*Task description*: What lines of the data hold the string "können"? Pull each one out.
## start Source material
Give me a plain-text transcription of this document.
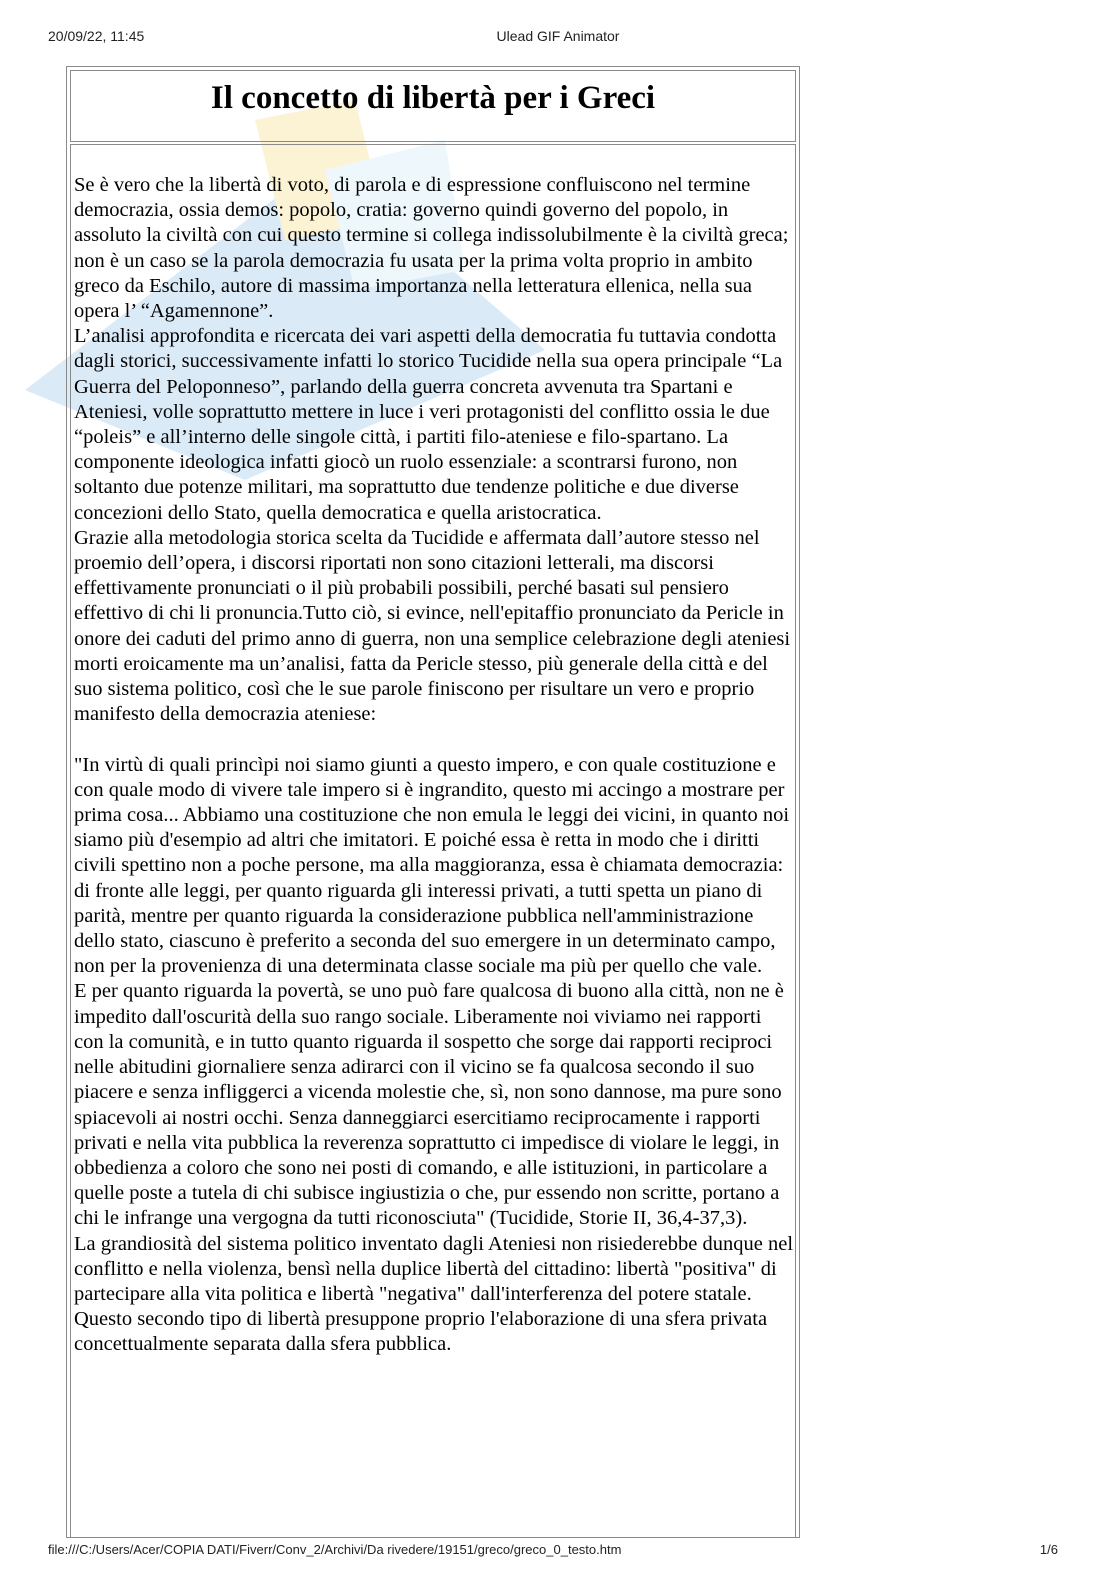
20/09/22, 11:45	Ulead GIF Animator
Il concetto di libertà per i Greci

Se è vero che la libertà di voto, di parola e di espressione confluiscono nel termine democrazia, ossia demos: popolo, cratia: governo quindi governo del popolo, in assoluto la civiltà con cui questo termine si collega indissolubilmente è la civiltà greca; non è un caso se la parola democrazia fu usata per la prima volta proprio in ambito greco da Eschilo, autore di massima importanza nella letteratura ellenica, nella sua opera l’ “Agamennone”.

L’analisi approfondita e ricercata dei vari aspetti della democratia fu tuttavia condotta dagli storici, successivamente infatti lo storico Tucidide nella sua opera principale “La Guerra del Peloponneso”, parlando della guerra concreta avvenuta tra Spartani e Ateniesi, volle soprattutto mettere in luce i veri protagonisti del conflitto ossia le due “poleis” e all’interno delle singole città, i partiti filo-ateniese e filo-spartano. La componente ideologica infatti giocò un ruolo essenziale: a scontrarsi furono, non soltanto due potenze militari, ma soprattutto due tendenze politiche e due diverse concezioni dello Stato, quella democratica e quella aristocratica.

Grazie alla metodologia storica scelta da Tucidide e affermata dall’autore stesso nel proemio dell’opera, i discorsi riportati non sono citazioni letterali, ma discorsi effettivamente pronunciati o il più probabili possibili, perché basati sul pensiero effettivo di chi li pronuncia.Tutto ciò, si evince, nell'epitaffio pronunciato da Pericle in onore dei caduti del primo anno di guerra, non una semplice celebrazione degli ateniesi morti eroicamente ma un’analisi, fatta da Pericle stesso, più generale della città e del suo sistema politico, così che le sue parole finiscono per risultare un vero e proprio manifesto della democrazia ateniese:

"In virtù di quali princìpi noi siamo giunti a questo impero, e con quale costituzione e con quale modo di vivere tale impero si è ingrandito, questo mi accingo a mostrare per prima cosa... Abbiamo una costituzione che non emula le leggi dei vicini, in quanto noi siamo più d'esempio ad altri che imitatori. E poiché essa è retta in modo che i diritti civili spettino non a poche persone, ma alla maggioranza, essa è chiamata democrazia: di fronte alle leggi, per quanto riguarda gli interessi privati, a tutti spetta un piano di parità, mentre per quanto riguarda la considerazione pubblica nell'amministrazione dello stato, ciascuno è preferito a seconda del suo emergere in un determinato campo, non per la provenienza di una determinata classe sociale ma più per quello che vale.

E per quanto riguarda la povertà, se uno può fare qualcosa di buono alla città, non ne è impedito dall'oscurità della suo rango sociale. Liberamente noi viviamo nei rapporti con la comunità, e in tutto quanto riguarda il sospetto che sorge dai rapporti reciproci nelle abitudini giornaliere senza adirarci con il vicino se fa qualcosa secondo il suo piacere e senza infliggerci a vicenda molestie che, sì, non sono dannose, ma pure sono spiacevoli ai nostri occhi. Senza danneggiarci esercitiamo reciprocamente i rapporti privati e nella vita pubblica la reverenza soprattutto ci impedisce di violare le leggi, in obbedienza a coloro che sono nei posti di comando, e alle istituzioni, in particolare a quelle poste a tutela di chi subisce ingiustizia o che, pur essendo non scritte, portano a chi le infrange una vergogna da tutti riconosciuta" (Tucidide, Storie II, 36,4-37,3).

La grandiosità del sistema politico inventato dagli Ateniesi non risiederebbe dunque nel conflitto e nella violenza, bensì nella duplice libertà del cittadino: libertà "positiva" di partecipare alla vita politica e libertà "negativa" dall'interferenza del potere statale. Questo secondo tipo di libertà presuppone proprio l'elaborazione di una sfera privata concettualmente separata dalla sfera pubblica.

file:///C:/Users/Acer/COPIA DATI/Fiverr/Conv_2/Archivi/Da rivedere/19151/greco/greco_0_testo.htm	1/6
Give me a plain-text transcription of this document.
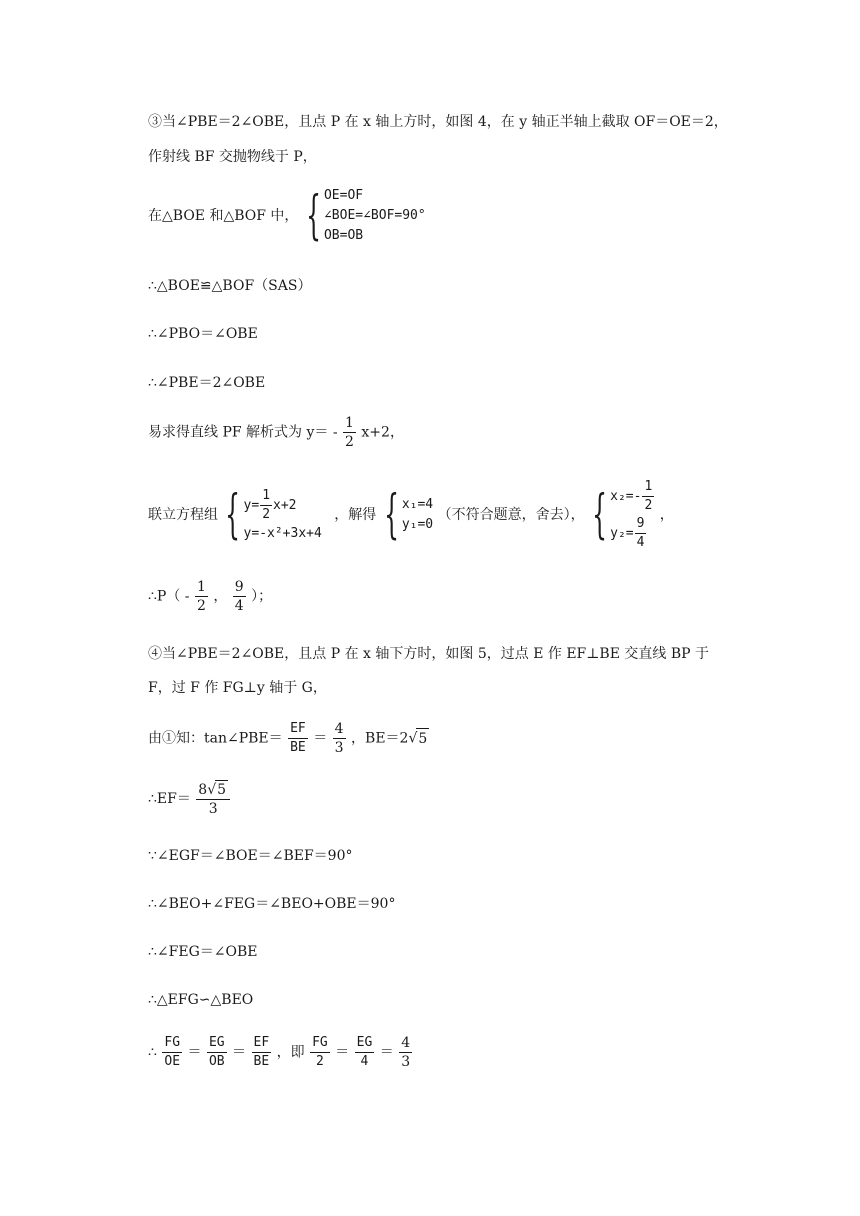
③当∠PBE＝2∠OBE，且点 P 在 x 轴上方时，如图 4，在 y 轴正半轴上截取 OF＝OE＝2，
作射线 BF 交抛物线于 P，
在△BOE 和△BOF 中， { OE=OF
∠BOE=∠BOF=90°
OB=OB
∴△BOE≌△BOF（SAS）
∴∠PBO＝∠OBE
∴∠PBE＝2∠OBE
易求得直线 PF 解析式为 $y= - \frac{1}{2} x+2$，
联立方程组 { $y= \frac{1}{2} x+2$
y=-x²+3x+4
，解得 { x₁=4
y₁=0
（不符合题意，舍去）， { $x_2=- \frac{1}{2}$
$y_2= \frac{9}{4}$ ，
∴P（ - $\frac{1}{2}$ ， $\frac{9}{4}$ ）；
④当∠PBE＝2∠OBE，且点 P 在 x 轴下方时，如图 5，过点 E 作 EF⊥BE 交直线 BP 于
F，过 F 作 FG⊥y 轴于 G，
由①知：tan∠PBE＝ $\frac{EF}{BE} = \frac{4}{3}$ ，BE＝2√5
∴EF＝ $\frac{8√5}{3}$
∵∠EGF＝∠BOE＝∠BEF＝90°
∴∠BEO+∠FEG＝∠BEO+OBE＝90°
∴∠FEG＝∠OBE
∴△EFG∽△BEO
∴ $\frac{FG}{OE} = \frac{EG}{OB} = \frac{EF}{BE}$ ，即 $\frac{FG}{2} = \frac{EG}{4} = \frac{4}{3}$
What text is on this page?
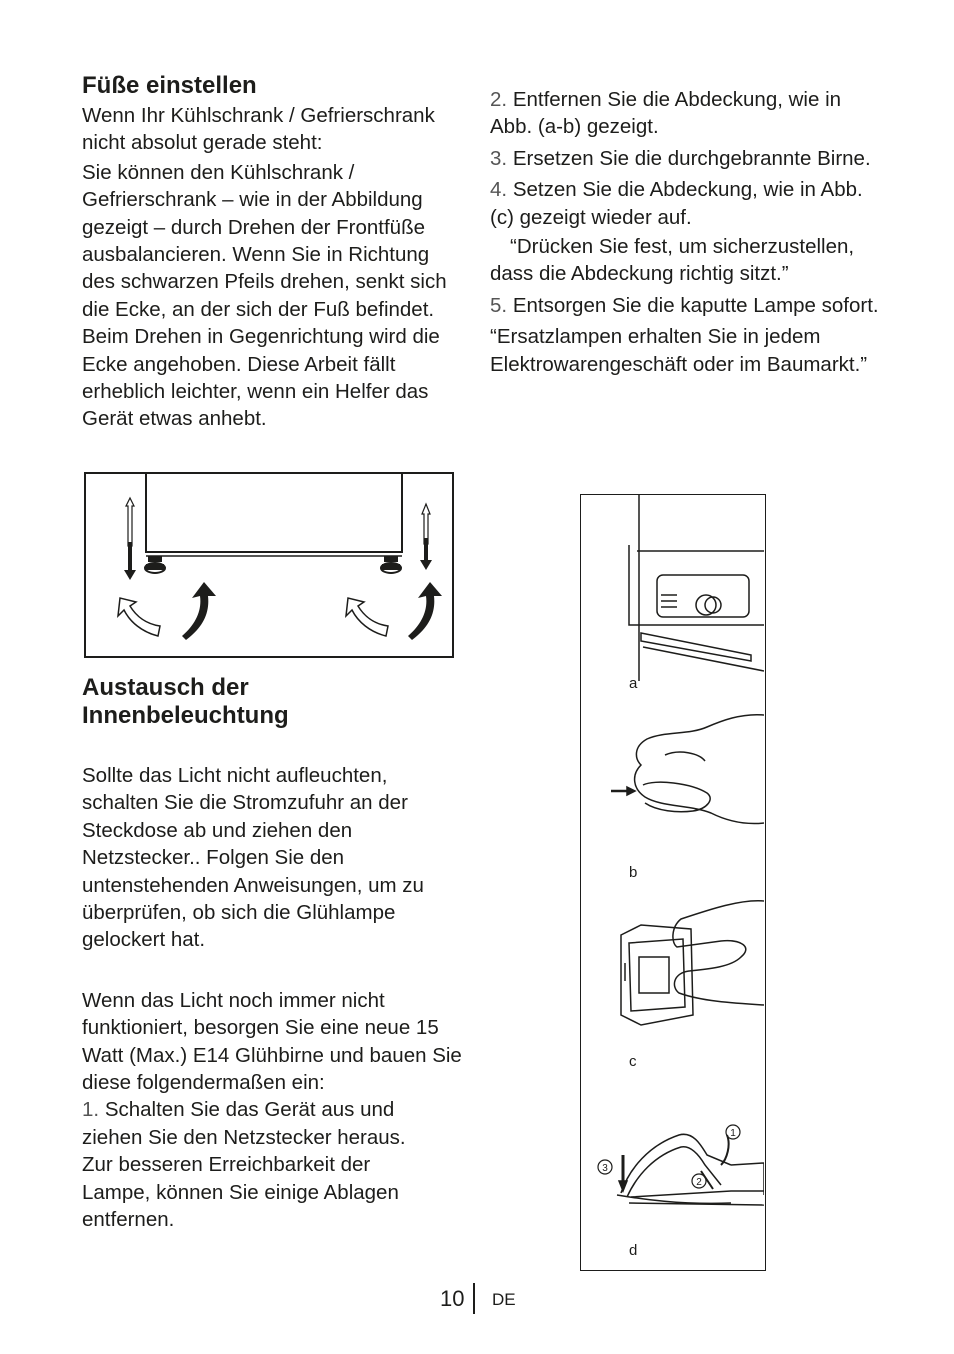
Füße einstellen

Wenn Ihr Kühlschrank / Gefrierschrank nicht absolut gerade steht:

Sie können den Kühlschrank / Gefrierschrank – wie in der Abbildung gezeigt – durch Drehen der Frontfüße ausbalancieren. Wenn Sie in Richtung des schwarzen Pfeils drehen, senkt sich die Ecke, an der sich der Fuß befindet. Beim Drehen in Gegenrichtung wird die Ecke angehoben. Diese Arbeit fällt erheblich leichter, wenn ein Helfer das Gerät etwas anhebt.

Austausch der
Innenbeleuchtung

Sollte das Licht nicht aufleuchten, schalten Sie die Stromzufuhr an der Steckdose ab und ziehen den Netzstecker.. Folgen Sie den untenstehenden Anweisungen, um zu überprüfen, ob sich die Glühlampe gelockert hat.

Wenn das Licht noch immer nicht funktioniert, besorgen Sie eine neue 15 Watt (Max.) E14 Glühbirne und bauen Sie diese folgendermaßen ein:

1. Schalten Sie das Gerät aus und ziehen Sie den Netzstecker heraus. Zur besseren Erreichbarkeit der Lampe, können Sie einige Ablagen entfernen.

2. Entfernen Sie die Abdeckung, wie in Abb. (a-b) gezeigt.

3. Ersetzen Sie die durchgebrannte Birne.

4. Setzen Sie die Abdeckung, wie in Abb. (c) gezeigt wieder auf.

“Drücken Sie fest, um sicherzustellen, dass die Abdeckung richtig sitzt.”

5. Entsorgen Sie die kaputte Lampe sofort.

“Ersatzlampen erhalten Sie in jedem Elektrowarengeschäft oder im Baumarkt.”

1
2
3
a
b
c
d
10 DE
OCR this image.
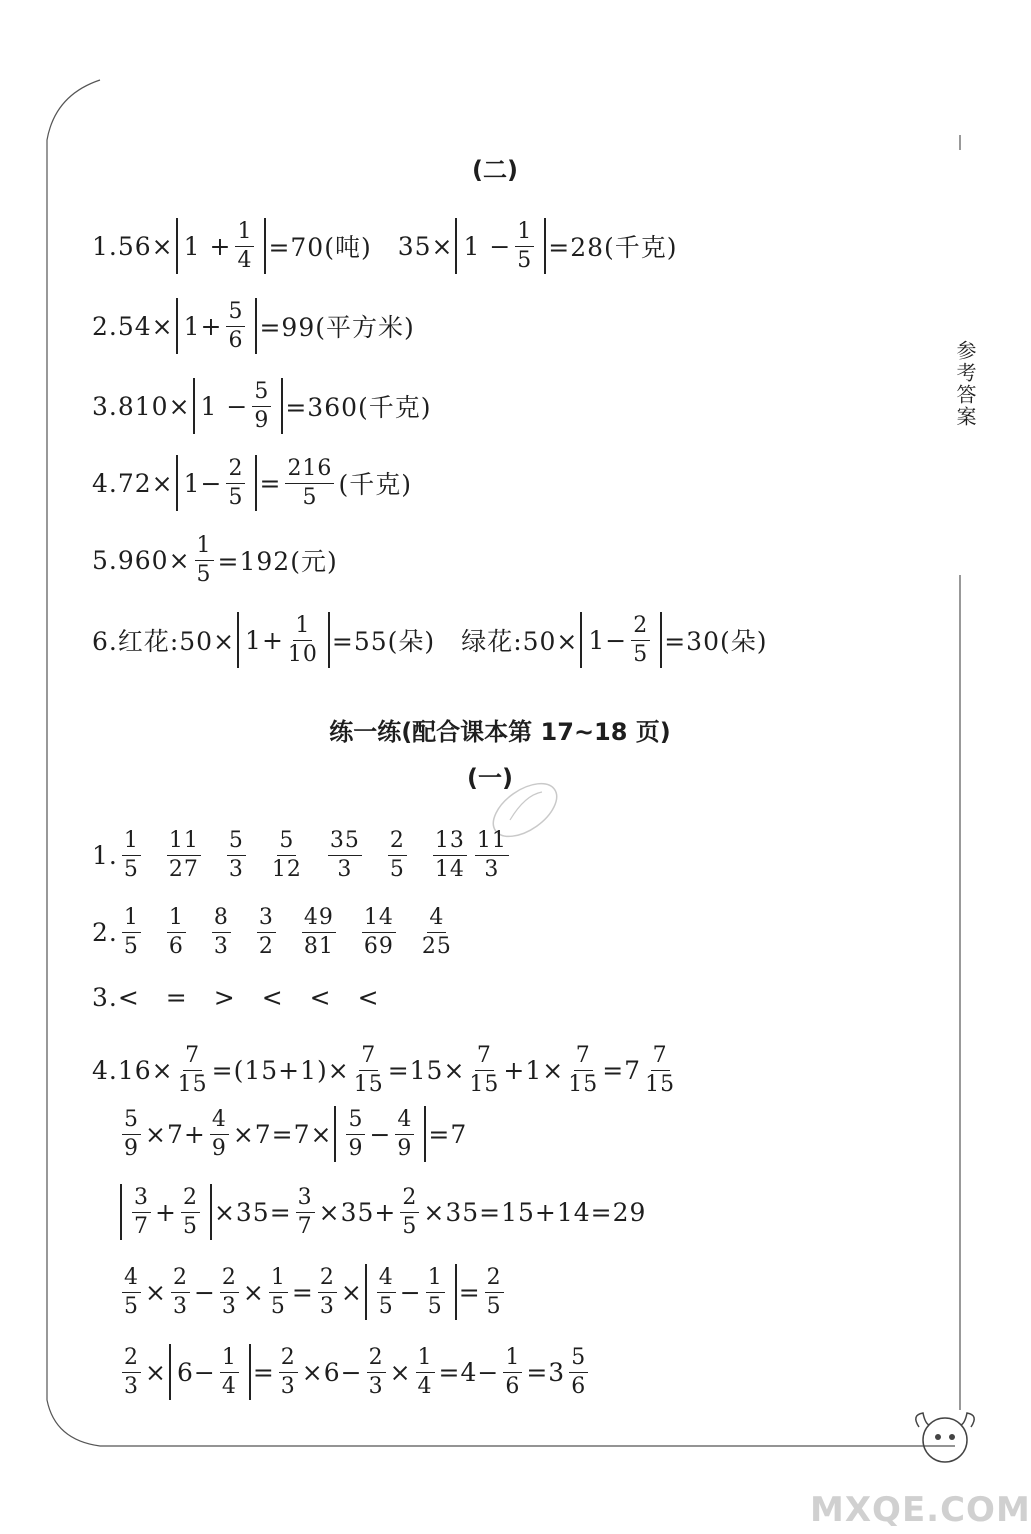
参考答案
(二)
$1.56\times 1 + \frac{1}{4} =70$(吨) $35\times 1 - \frac{1}{5} =28$(千克)
$2.54\times 1+ \frac{5}{6} =99$(平方米)
$3.810\times 1 - \frac{5}{9} =360$(千克)
$4.72\times 1- \frac{2}{5} = \frac{216}{5}$ (千克)
$5.960\times \frac{1}{5} =192$(元)
6.红花:50× $1+ \frac{1}{10} =55$(朵) 绿花:50× $1- \frac{2}{5} =30$(朵)
练一练(配合课本第 17~18 页)
(一)
1. $\frac{1}{5} \frac{11}{27} \frac{5}{3} \frac{5}{12} \frac{35}{3} \frac{2}{5} \frac{13}{14} \frac{11}{3}$
2. $\frac{1}{5} \frac{1}{6} \frac{8}{3} \frac{3}{2} \frac{49}{81} \frac{14}{69} \frac{4}{25}$
3.<　=　>　<　<　<
$4.16\times \frac{7}{15} =(15+1)\times \frac{7}{15} =15\times \frac{7}{15} +1\times \frac{7}{15} =7 \frac{7}{15}$
$\frac{5}{9} \times 7+ \frac{4}{9} \times 7=7\times \frac{5}{9} - \frac{4}{9} =7$
$\frac{3}{7} + \frac{2}{5} \times 35= \frac{3}{7} \times 35+ \frac{2}{5} \times 35=15+14=29$
$\frac{4}{5} \times \frac{2}{3} - \frac{2}{3} \times \frac{1}{5} = \frac{2}{3} \times \frac{4}{5} - \frac{1}{5} = \frac{2}{5}$
$\frac{2}{3} \times 6- \frac{1}{4} = \frac{2}{3} \times 6- \frac{2}{3} \times \frac{1}{4} =4- \frac{1}{6} =3 \frac{5}{6}$
MXQE.COM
## end Source material
*Task answer*:
Sie können den Kühlschrank / Gefrierschrank – wie in der Abbildung gezeigt – durch Drehen der Frontfüße ausbalancieren. Wenn Sie in Richtung des schwarzen Pfeils drehen, senkt sich die Ecke, an der sich der Fuß befindet. Beim Drehen in Gegenrichtung wird die Ecke angehoben. Diese Arbeit fällt erheblich leichter, wenn ein Helfer das Gerät etwas anhebt.
1. Schalten Sie das Gerät aus und ziehen Sie den Netzstecker heraus. Zur besseren Erreichbarkeit der Lampe, können Sie einige Ablagen entfernen.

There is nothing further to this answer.